PROBLEM: Find how many lines of the listing include the string "count", and report only that figure.
begin DATA SUPPLIED
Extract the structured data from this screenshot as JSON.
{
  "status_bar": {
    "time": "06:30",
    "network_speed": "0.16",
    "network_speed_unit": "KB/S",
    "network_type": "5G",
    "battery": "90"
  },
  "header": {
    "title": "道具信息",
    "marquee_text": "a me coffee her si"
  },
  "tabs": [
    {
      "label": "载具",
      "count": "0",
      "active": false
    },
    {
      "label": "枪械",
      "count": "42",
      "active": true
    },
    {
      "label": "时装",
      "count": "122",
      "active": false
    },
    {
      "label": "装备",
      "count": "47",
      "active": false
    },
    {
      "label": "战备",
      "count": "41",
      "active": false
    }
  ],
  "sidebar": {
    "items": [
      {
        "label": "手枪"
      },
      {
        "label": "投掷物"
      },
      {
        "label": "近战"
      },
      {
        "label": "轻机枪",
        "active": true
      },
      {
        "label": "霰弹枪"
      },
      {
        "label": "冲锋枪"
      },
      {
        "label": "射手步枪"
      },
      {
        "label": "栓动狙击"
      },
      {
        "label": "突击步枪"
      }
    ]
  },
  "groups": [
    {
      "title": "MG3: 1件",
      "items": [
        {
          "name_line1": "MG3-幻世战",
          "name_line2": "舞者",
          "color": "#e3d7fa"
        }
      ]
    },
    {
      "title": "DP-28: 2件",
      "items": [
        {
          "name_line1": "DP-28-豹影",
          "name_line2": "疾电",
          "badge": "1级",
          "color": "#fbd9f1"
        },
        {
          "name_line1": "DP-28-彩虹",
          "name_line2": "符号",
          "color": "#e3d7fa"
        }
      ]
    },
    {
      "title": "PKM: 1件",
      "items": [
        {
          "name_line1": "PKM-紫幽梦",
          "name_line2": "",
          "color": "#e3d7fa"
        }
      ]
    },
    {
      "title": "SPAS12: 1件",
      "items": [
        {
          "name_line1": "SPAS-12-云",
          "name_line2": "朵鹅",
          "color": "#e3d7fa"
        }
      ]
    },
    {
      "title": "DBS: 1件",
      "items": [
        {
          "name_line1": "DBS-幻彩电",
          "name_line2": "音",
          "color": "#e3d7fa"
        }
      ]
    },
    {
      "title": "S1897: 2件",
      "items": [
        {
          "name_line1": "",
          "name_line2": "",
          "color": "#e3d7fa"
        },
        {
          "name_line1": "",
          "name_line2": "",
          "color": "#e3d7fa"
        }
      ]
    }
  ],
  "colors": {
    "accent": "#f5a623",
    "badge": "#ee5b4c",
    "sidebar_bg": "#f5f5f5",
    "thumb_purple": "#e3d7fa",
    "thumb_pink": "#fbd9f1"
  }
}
end DATA SUPPLIED
EXERCISE SOLUTION: 5